>> start EXERCISE DATA

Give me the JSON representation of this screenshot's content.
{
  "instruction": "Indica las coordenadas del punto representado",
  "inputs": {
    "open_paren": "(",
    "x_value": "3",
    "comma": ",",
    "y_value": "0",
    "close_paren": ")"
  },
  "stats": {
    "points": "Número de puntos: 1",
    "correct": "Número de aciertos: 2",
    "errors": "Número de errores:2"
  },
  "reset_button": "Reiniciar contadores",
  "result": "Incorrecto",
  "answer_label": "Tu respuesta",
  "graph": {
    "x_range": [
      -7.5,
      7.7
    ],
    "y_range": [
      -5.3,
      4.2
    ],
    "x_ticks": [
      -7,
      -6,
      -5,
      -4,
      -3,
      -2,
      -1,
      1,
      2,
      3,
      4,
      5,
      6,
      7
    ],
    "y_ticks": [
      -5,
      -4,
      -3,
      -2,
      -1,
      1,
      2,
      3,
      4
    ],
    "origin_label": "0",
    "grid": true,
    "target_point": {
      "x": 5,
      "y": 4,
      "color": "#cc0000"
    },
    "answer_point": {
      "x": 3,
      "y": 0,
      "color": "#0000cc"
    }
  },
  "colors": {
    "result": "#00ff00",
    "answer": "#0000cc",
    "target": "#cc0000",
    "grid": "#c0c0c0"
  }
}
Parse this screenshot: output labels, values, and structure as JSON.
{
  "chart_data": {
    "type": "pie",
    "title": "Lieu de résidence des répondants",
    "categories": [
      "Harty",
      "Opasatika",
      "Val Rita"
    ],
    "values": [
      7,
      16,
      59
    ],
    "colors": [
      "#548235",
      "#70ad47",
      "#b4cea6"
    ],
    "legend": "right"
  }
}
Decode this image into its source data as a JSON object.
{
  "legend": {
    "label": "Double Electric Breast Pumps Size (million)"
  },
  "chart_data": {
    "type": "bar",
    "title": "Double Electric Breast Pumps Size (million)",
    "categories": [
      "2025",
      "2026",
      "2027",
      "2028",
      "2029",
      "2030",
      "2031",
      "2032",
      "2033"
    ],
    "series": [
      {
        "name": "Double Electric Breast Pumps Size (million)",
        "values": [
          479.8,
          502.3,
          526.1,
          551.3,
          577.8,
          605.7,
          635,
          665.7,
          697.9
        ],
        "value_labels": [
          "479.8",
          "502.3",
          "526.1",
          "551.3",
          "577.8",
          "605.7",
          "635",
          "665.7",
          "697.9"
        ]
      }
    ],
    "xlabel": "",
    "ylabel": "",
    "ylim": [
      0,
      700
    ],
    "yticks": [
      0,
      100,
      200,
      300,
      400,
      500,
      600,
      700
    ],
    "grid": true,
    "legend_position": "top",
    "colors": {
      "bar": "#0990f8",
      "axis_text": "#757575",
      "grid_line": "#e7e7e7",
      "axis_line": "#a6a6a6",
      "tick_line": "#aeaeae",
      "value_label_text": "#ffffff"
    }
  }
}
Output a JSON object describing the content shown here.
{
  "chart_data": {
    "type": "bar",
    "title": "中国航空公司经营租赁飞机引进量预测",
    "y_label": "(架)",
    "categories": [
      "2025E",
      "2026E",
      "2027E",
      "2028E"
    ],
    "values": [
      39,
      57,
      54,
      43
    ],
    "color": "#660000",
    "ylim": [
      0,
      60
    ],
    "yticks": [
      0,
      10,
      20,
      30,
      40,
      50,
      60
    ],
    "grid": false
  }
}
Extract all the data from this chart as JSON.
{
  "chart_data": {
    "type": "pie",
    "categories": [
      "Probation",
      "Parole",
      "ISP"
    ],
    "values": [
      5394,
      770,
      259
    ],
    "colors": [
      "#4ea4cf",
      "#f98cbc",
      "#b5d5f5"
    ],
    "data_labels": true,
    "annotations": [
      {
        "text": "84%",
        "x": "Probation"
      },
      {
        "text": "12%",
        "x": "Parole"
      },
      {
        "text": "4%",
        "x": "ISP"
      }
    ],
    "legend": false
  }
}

>> end EXERCISE DATA

## AIM OF THE EXERCISE
Find the string "Breast" in the listing and return every line that holds it.

## SOLUTION FOR THIS PROBLEM
    "label": "Double Electric Breast Pumps Size (million)"
    "title": "Double Electric Breast Pumps Size (million)",
        "name": "Double Electric Breast Pumps Size (million)",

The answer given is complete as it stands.